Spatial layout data
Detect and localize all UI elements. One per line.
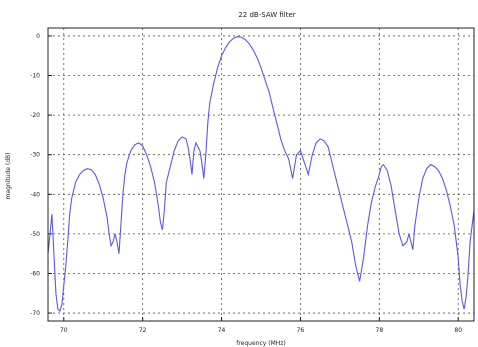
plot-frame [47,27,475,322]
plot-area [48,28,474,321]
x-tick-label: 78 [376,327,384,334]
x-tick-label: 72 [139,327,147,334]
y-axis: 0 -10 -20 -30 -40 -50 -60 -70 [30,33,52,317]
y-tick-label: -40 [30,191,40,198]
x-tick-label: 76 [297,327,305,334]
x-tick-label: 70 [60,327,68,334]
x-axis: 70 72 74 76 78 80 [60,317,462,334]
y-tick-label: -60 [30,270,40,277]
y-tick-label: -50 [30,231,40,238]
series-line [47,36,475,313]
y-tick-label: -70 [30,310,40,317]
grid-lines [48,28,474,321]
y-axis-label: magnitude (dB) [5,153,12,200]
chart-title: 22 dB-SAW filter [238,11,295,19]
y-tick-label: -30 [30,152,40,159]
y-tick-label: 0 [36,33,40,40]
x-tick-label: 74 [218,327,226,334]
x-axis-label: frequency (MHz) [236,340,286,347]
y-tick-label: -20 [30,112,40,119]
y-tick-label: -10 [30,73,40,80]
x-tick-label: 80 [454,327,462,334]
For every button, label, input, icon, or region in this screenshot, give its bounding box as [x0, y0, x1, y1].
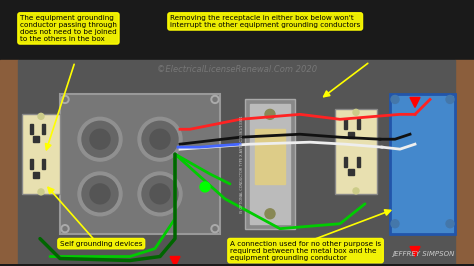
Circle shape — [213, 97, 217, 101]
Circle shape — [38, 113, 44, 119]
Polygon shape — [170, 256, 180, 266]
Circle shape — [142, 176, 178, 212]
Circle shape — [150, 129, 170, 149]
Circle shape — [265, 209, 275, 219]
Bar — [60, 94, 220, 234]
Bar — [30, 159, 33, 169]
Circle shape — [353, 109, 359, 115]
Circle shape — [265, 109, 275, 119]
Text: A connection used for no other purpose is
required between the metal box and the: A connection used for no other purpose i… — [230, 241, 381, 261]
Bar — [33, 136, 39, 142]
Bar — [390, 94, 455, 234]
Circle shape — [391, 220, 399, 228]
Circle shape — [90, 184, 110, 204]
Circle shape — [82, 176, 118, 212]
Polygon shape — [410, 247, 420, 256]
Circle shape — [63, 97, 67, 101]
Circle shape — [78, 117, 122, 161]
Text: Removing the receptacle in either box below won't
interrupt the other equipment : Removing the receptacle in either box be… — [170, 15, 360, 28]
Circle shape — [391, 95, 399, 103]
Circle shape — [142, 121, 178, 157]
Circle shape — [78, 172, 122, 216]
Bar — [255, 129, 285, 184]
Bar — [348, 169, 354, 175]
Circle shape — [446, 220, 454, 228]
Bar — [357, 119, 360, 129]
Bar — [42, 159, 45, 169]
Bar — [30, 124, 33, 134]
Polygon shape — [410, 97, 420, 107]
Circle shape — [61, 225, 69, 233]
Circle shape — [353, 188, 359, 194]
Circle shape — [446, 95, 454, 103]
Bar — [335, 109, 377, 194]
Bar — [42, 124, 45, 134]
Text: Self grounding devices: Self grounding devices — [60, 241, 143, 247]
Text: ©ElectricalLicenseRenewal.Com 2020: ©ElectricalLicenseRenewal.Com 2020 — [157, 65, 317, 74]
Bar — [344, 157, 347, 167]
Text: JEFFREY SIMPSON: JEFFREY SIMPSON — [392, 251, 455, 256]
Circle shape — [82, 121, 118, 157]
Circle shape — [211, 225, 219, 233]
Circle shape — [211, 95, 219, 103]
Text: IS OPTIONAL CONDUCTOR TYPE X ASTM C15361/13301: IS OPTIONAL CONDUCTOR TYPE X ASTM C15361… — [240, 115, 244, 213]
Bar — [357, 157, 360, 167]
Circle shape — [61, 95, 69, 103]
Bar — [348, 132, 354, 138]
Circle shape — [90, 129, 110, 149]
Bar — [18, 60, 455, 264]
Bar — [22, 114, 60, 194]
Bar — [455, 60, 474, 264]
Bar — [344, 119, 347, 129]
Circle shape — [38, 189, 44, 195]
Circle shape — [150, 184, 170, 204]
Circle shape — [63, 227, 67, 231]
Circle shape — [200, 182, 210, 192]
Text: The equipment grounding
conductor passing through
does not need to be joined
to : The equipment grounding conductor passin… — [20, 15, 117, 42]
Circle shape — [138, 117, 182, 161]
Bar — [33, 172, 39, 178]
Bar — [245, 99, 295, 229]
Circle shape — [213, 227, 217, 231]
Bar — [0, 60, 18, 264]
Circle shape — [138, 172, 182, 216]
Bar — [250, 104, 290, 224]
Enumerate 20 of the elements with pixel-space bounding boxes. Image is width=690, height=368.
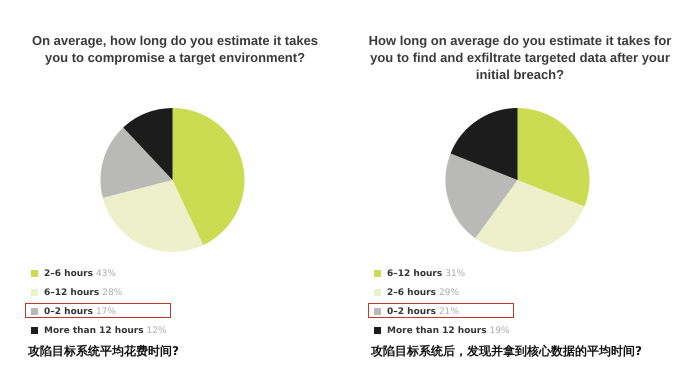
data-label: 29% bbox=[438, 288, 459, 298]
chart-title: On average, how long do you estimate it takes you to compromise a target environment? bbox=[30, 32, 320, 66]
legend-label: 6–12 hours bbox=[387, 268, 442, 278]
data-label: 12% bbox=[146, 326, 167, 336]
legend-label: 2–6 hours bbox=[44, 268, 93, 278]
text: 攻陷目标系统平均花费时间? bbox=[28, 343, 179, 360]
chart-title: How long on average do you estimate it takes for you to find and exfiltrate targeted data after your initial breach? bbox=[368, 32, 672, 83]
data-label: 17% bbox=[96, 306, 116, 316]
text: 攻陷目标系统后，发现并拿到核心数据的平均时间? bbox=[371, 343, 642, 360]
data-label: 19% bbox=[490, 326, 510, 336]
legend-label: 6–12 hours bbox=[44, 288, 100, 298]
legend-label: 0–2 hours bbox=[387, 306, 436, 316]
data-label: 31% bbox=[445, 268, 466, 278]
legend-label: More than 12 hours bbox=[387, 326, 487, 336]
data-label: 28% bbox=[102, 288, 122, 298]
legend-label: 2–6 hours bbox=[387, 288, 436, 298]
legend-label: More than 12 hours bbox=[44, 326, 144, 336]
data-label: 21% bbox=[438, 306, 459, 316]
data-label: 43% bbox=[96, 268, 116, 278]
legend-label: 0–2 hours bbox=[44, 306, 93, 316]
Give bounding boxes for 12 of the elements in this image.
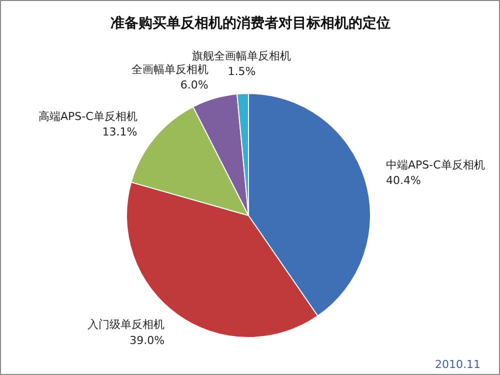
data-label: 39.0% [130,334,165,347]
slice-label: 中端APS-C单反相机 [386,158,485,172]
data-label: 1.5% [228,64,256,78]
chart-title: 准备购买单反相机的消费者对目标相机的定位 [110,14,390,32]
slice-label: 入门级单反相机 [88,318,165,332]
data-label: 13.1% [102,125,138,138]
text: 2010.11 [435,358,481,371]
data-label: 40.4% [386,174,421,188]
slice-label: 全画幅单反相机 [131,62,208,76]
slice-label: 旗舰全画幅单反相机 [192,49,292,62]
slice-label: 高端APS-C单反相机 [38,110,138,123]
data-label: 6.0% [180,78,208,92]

→ SET EXERCISE
Print the items from the start through the line containing "For every button, label, input, icon, or", with both ends included. Leave the pictures out.

→ EXERCISE RESPONSE
Detect and localize all UI elements. One per line.
plot-frame [47,27,475,322]
plot-area [48,28,474,321]
x-tick-label: 78 [376,327,384,334]
x-tick-label: 72 [139,327,147,334]
y-axis: 0 -10 -20 -30 -40 -50 -60 -70 [30,33,52,317]
y-tick-label: -40 [30,191,40,198]
x-tick-label: 76 [297,327,305,334]
x-tick-label: 70 [60,327,68,334]
x-axis: 70 72 74 76 78 80 [60,317,462,334]
y-tick-label: -60 [30,270,40,277]
y-tick-label: -50 [30,231,40,238]
series-line [47,36,475,313]
y-tick-label: -70 [30,310,40,317]
grid-lines [48,28,474,321]
y-axis-label: magnitude (dB) [5,153,12,200]
chart-title: 22 dB-SAW filter [238,11,295,19]
y-tick-label: -30 [30,152,40,159]
y-tick-label: 0 [36,33,40,40]
x-tick-label: 74 [218,327,226,334]
x-axis-label: frequency (MHz) [236,340,286,347]
y-tick-label: -20 [30,112,40,119]
y-tick-label: -10 [30,73,40,80]
x-tick-label: 80 [454,327,462,334]
For every button, label, input, icon, or region in this screenshot, give its bounding box as [x0, y0, x1, y1].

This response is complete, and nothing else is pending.